EXCERPT PROVIDED:
= = = = = = =

The Sixth International Conference on Open Repositories convened in Austin, Texas on June 8, 2011, bringing people from all over the world together to focus on how repositories might be more closely integrated into the technically and community-driven digital scholarly landscape. The program consisted of 24 general track presentations and four blocks of 24/7's (24 slides presented in 7 minutes) under the broad theme of "Collaboration and Community". Institutional repositories do not stand alone — they are mechanisms for advancing policy and best practices that must co-exist with other systems. This conference showed that in order for repositories to continue to meet the changing needs of knowledge organizations, there is much interesting work to be done to develop repository communities and collaborations, in support of preserving the scholarly record in open repositories.

 
 
Photographs of the conference site

Views of the University of Texas at Austin campus.

= = = = = = =

SUPPLIED ENTRIES:

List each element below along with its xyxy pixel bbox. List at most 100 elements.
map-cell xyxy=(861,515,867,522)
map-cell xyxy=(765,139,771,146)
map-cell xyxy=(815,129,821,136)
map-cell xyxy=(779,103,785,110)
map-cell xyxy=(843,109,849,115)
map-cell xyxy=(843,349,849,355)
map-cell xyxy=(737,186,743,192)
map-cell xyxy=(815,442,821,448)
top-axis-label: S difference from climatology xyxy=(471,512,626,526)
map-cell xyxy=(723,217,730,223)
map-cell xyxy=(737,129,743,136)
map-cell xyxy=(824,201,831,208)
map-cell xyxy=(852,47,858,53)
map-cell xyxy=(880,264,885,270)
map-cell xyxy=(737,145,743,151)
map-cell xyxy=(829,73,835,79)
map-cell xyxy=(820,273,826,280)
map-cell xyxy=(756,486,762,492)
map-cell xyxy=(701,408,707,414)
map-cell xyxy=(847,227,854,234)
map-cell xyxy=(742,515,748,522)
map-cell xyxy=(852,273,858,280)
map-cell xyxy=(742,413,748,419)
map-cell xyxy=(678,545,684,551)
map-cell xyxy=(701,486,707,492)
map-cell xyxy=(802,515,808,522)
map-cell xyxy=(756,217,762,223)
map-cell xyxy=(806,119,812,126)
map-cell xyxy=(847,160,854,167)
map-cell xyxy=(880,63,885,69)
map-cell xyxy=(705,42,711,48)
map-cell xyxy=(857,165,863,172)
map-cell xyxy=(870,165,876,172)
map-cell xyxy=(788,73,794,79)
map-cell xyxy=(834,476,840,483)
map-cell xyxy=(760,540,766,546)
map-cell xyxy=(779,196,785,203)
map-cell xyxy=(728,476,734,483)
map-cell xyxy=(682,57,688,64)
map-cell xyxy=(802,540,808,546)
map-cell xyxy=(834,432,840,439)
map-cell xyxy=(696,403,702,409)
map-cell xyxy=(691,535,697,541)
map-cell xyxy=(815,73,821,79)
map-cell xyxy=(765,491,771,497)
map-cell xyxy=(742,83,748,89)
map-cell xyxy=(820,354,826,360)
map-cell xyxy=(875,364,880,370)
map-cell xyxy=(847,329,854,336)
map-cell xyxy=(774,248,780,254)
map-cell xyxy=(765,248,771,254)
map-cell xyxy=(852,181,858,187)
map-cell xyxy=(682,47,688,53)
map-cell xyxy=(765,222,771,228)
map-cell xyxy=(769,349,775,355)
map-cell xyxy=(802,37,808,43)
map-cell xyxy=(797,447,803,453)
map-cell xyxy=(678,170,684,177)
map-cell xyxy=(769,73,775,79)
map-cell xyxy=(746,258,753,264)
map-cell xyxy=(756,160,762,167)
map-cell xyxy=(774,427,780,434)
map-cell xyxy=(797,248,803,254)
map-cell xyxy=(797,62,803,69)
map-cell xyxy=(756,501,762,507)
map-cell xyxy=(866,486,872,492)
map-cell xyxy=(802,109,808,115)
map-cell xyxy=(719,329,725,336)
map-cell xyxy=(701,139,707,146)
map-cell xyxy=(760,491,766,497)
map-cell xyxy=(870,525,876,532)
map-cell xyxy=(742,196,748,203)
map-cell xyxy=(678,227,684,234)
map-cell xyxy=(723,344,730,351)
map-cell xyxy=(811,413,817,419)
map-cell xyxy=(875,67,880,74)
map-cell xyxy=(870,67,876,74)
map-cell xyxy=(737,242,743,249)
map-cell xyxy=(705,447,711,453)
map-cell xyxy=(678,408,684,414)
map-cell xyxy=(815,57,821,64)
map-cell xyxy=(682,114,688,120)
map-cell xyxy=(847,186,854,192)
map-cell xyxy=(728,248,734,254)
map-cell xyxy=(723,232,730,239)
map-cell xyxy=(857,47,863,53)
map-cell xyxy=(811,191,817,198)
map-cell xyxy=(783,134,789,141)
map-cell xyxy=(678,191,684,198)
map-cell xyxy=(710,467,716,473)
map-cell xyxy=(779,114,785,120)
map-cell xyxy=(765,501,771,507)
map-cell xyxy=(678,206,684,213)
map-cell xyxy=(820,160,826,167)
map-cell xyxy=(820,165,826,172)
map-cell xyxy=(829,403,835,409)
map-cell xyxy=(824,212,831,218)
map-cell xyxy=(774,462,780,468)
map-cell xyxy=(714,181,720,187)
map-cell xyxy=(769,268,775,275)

= = = = = = =

EXERCISE SET:
**A.** Answer these about the Open Repositories excerpt, one per line:
(i) In what city and on what date did the conference convene?
(ii) What was the broad theme of the program?
(iii) Which campus do the photographs of the conference site show?
**B.** Does each statement agree with the Open Repositories excerpt? Answer yes or no, and quote the words that decide it.
(i) A 24/7 consisted of 24 slides presented in 7 minutes.
(ii) Institutional repositories stand alone.
(iii) The Austin meeting was the fifth conference in the series.

TASK ANSWERS:
**A.**
(i) Austin, Texas, on June 8, 2011
(ii) "Collaboration and Community"
(iii) The University of Texas at Austin campus

**B.**
(i) Yes: "24 slides presented in 7 minutes"
(ii) No: "Institutional repositories do not stand alone"
(iii) No: "The Sixth International Conference on Open Repositories"